━━ RECORDS FOR PROCESSING

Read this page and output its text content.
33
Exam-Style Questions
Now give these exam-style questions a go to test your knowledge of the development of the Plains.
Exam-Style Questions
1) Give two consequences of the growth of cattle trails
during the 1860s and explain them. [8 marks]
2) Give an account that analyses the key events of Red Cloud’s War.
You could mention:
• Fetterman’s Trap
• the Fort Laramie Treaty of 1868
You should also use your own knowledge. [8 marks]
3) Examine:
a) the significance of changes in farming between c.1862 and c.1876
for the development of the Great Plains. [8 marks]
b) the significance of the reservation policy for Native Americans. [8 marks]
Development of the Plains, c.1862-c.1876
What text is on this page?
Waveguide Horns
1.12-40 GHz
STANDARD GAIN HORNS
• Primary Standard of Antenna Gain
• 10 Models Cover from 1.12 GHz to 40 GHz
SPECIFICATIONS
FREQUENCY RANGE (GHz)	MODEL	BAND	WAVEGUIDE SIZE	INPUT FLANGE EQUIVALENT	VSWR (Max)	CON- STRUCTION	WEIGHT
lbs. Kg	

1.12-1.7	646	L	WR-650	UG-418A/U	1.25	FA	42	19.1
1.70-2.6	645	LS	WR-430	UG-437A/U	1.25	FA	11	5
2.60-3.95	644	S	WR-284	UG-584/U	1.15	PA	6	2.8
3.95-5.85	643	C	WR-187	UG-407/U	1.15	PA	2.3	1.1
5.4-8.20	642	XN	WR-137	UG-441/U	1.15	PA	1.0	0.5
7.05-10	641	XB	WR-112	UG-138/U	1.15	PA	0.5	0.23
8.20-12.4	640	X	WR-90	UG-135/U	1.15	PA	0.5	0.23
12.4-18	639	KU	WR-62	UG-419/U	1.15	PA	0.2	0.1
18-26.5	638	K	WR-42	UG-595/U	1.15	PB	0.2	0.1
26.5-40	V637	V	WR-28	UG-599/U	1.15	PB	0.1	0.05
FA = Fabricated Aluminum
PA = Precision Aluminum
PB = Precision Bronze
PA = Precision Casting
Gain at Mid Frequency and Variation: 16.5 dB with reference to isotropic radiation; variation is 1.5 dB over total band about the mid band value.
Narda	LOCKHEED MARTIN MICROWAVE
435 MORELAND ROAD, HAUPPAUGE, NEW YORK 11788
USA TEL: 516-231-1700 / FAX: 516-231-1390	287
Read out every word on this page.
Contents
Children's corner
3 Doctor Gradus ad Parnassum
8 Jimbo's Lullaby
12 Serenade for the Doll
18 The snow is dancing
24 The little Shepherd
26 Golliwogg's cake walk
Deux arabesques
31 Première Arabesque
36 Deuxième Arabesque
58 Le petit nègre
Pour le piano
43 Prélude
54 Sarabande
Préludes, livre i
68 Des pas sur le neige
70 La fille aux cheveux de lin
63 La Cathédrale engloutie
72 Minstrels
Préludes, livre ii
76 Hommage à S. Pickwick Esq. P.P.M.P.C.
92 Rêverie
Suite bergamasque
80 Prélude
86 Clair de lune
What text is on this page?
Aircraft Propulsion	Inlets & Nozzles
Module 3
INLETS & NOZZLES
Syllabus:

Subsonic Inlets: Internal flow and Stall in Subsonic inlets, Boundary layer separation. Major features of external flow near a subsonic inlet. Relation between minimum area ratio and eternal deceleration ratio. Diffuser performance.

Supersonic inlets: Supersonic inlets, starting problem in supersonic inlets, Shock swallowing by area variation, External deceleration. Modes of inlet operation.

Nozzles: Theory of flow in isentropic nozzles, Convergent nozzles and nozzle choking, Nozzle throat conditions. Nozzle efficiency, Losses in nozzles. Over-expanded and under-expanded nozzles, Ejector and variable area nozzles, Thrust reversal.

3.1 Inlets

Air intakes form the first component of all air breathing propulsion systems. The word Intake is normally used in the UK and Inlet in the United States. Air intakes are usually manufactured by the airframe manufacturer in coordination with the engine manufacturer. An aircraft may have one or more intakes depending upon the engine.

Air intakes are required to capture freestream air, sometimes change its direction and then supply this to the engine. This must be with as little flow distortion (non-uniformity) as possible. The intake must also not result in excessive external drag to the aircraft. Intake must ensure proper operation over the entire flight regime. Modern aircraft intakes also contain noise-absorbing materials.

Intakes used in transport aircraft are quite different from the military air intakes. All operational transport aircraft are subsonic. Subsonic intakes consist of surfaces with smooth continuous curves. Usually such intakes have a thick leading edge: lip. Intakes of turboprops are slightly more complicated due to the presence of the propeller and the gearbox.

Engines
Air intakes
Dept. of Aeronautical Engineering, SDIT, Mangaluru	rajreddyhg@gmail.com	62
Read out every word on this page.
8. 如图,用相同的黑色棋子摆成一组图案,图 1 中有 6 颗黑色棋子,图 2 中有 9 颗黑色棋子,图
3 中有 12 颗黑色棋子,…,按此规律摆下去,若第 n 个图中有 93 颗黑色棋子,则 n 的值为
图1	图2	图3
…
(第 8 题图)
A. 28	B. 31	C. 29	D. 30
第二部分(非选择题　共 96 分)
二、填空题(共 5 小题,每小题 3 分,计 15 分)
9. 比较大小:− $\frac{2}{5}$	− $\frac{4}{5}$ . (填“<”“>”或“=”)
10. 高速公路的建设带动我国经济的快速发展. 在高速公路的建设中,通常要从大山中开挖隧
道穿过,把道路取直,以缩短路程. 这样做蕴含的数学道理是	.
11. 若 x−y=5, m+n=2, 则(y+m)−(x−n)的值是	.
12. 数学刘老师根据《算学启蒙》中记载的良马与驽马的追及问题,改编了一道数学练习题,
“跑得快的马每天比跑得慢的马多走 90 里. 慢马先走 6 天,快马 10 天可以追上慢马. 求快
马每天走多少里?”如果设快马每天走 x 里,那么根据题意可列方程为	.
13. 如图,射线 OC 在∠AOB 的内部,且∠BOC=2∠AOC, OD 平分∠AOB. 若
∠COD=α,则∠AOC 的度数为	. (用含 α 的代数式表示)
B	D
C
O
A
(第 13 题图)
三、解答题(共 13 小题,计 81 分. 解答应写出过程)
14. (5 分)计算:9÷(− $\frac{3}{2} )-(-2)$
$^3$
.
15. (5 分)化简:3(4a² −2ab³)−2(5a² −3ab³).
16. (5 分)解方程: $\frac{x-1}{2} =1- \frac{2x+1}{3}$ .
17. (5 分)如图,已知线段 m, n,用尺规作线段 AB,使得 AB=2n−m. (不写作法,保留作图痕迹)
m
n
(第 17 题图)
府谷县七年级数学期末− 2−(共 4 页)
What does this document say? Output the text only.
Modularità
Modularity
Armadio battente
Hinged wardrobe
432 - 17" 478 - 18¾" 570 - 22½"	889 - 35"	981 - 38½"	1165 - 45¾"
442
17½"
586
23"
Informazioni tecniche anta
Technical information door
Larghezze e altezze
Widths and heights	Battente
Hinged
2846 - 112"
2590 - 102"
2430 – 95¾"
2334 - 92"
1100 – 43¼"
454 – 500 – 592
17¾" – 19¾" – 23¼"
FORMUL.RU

━━━━

> [EXERCISE AIM]
Copy the records above exactly.

> [SOLUTION TO THE EXERCISE]
Read this page and output its text content.
33
Exam-Style Questions
Now give these exam-style questions a go to test your knowledge of the development of the Plains.
Exam-Style Questions
1) Give two consequences of the growth of cattle trails
during the 1860s and explain them. [8 marks]
2) Give an account that analyses the key events of Red Cloud’s War.
You could mention:
• Fetterman’s Trap
• the Fort Laramie Treaty of 1868
You should also use your own knowledge. [8 marks]
3) Examine:
a) the significance of changes in farming between c.1862 and c.1876
for the development of the Great Plains. [8 marks]
b) the significance of the reservation policy for Native Americans. [8 marks]
Development of the Plains, c.1862-c.1876
What text is on this page?
Waveguide Horns
1.12-40 GHz
STANDARD GAIN HORNS
• Primary Standard of Antenna Gain
• 10 Models Cover from 1.12 GHz to 40 GHz
SPECIFICATIONS
FREQUENCY RANGE (GHz)	MODEL	BAND	WAVEGUIDE SIZE	INPUT FLANGE EQUIVALENT	VSWR (Max)	CON- STRUCTION	WEIGHT
lbs. Kg	

1.12-1.7	646	L	WR-650	UG-418A/U	1.25	FA	42	19.1
1.70-2.6	645	LS	WR-430	UG-437A/U	1.25	FA	11	5
2.60-3.95	644	S	WR-284	UG-584/U	1.15	PA	6	2.8
3.95-5.85	643	C	WR-187	UG-407/U	1.15	PA	2.3	1.1
5.4-8.20	642	XN	WR-137	UG-441/U	1.15	PA	1.0	0.5
7.05-10	641	XB	WR-112	UG-138/U	1.15	PA	0.5	0.23
8.20-12.4	640	X	WR-90	UG-135/U	1.15	PA	0.5	0.23
12.4-18	639	KU	WR-62	UG-419/U	1.15	PA	0.2	0.1
18-26.5	638	K	WR-42	UG-595/U	1.15	PB	0.2	0.1
26.5-40	V637	V	WR-28	UG-599/U	1.15	PB	0.1	0.05
FA = Fabricated Aluminum
PA = Precision Aluminum
PB = Precision Bronze
PA = Precision Casting
Gain at Mid Frequency and Variation: 16.5 dB with reference to isotropic radiation; variation is 1.5 dB over total band about the mid band value.
Narda	LOCKHEED MARTIN MICROWAVE
435 MORELAND ROAD, HAUPPAUGE, NEW YORK 11788
USA TEL: 516-231-1700 / FAX: 516-231-1390	287
Read out every word on this page.
Contents
Children's corner
3 Doctor Gradus ad Parnassum
8 Jimbo's Lullaby
12 Serenade for the Doll
18 The snow is dancing
24 The little Shepherd
26 Golliwogg's cake walk
Deux arabesques
31 Première Arabesque
36 Deuxième Arabesque
58 Le petit nègre
Pour le piano
43 Prélude
54 Sarabande
Préludes, livre i
68 Des pas sur le neige
70 La fille aux cheveux de lin
63 La Cathédrale engloutie
72 Minstrels
Préludes, livre ii
76 Hommage à S. Pickwick Esq. P.P.M.P.C.
92 Rêverie
Suite bergamasque
80 Prélude
86 Clair de lune
What text is on this page?
Aircraft Propulsion	Inlets & Nozzles
Module 3
INLETS & NOZZLES
Syllabus:

Subsonic Inlets: Internal flow and Stall in Subsonic inlets, Boundary layer separation. Major features of external flow near a subsonic inlet. Relation between minimum area ratio and eternal deceleration ratio. Diffuser performance.

Supersonic inlets: Supersonic inlets, starting problem in supersonic inlets, Shock swallowing by area variation, External deceleration. Modes of inlet operation.

Nozzles: Theory of flow in isentropic nozzles, Convergent nozzles and nozzle choking, Nozzle throat conditions. Nozzle efficiency, Losses in nozzles. Over-expanded and under-expanded nozzles, Ejector and variable area nozzles, Thrust reversal.

3.1 Inlets

Air intakes form the first component of all air breathing propulsion systems. The word Intake is normally used in the UK and Inlet in the United States. Air intakes are usually manufactured by the airframe manufacturer in coordination with the engine manufacturer. An aircraft may have one or more intakes depending upon the engine.

Air intakes are required to capture freestream air, sometimes change its direction and then supply this to the engine. This must be with as little flow distortion (non-uniformity) as possible. The intake must also not result in excessive external drag to the aircraft. Intake must ensure proper operation over the entire flight regime. Modern aircraft intakes also contain noise-absorbing materials.

Intakes used in transport aircraft are quite different from the military air intakes. All operational transport aircraft are subsonic. Subsonic intakes consist of surfaces with smooth continuous curves. Usually such intakes have a thick leading edge: lip. Intakes of turboprops are slightly more complicated due to the presence of the propeller and the gearbox.

Engines
Air intakes
Dept. of Aeronautical Engineering, SDIT, Mangaluru	rajreddyhg@gmail.com	62
Read out every word on this page.
8. 如图,用相同的黑色棋子摆成一组图案,图 1 中有 6 颗黑色棋子,图 2 中有 9 颗黑色棋子,图
3 中有 12 颗黑色棋子,…,按此规律摆下去,若第 n 个图中有 93 颗黑色棋子,则 n 的值为
图1	图2	图3
…
(第 8 题图)
A. 28	B. 31	C. 29	D. 30
第二部分(非选择题　共 96 分)
二、填空题(共 5 小题,每小题 3 分,计 15 分)
9. 比较大小:− $\frac{2}{5}$	− $\frac{4}{5}$ . (填“<”“>”或“=”)
10. 高速公路的建设带动我国经济的快速发展. 在高速公路的建设中,通常要从大山中开挖隧
道穿过,把道路取直,以缩短路程. 这样做蕴含的数学道理是	.
11. 若 x−y=5, m+n=2, 则(y+m)−(x−n)的值是	.
12. 数学刘老师根据《算学启蒙》中记载的良马与驽马的追及问题,改编了一道数学练习题,
“跑得快的马每天比跑得慢的马多走 90 里. 慢马先走 6 天,快马 10 天可以追上慢马. 求快
马每天走多少里?”如果设快马每天走 x 里,那么根据题意可列方程为	.
13. 如图,射线 OC 在∠AOB 的内部,且∠BOC=2∠AOC, OD 平分∠AOB. 若
∠COD=α,则∠AOC 的度数为	. (用含 α 的代数式表示)
B	D
C
O
A
(第 13 题图)
三、解答题(共 13 小题,计 81 分. 解答应写出过程)
14. (5 分)计算:9÷(− $\frac{3}{2} )-(-2)$
$^3$
.
15. (5 分)化简:3(4a² −2ab³)−2(5a² −3ab³).
16. (5 分)解方程: $\frac{x-1}{2} =1- \frac{2x+1}{3}$ .
17. (5 分)如图,已知线段 m, n,用尺规作线段 AB,使得 AB=2n−m. (不写作法,保留作图痕迹)
m
n
(第 17 题图)
府谷县七年级数学期末− 2−(共 4 页)
What does this document say? Output the text only.
Modularità
Modularity
Armadio battente
Hinged wardrobe
432 - 17" 478 - 18¾" 570 - 22½"	889 - 35"	981 - 38½"	1165 - 45¾"
442
17½"
586
23"
Informazioni tecniche anta
Technical information door
Larghezze e altezze
Widths and heights	Battente
Hinged
2846 - 112"
2590 - 102"
2430 – 95¾"
2334 - 92"
1100 – 43¼"
454 – 500 – 592
17¾" – 19¾" – 23¼"
FORMUL.RU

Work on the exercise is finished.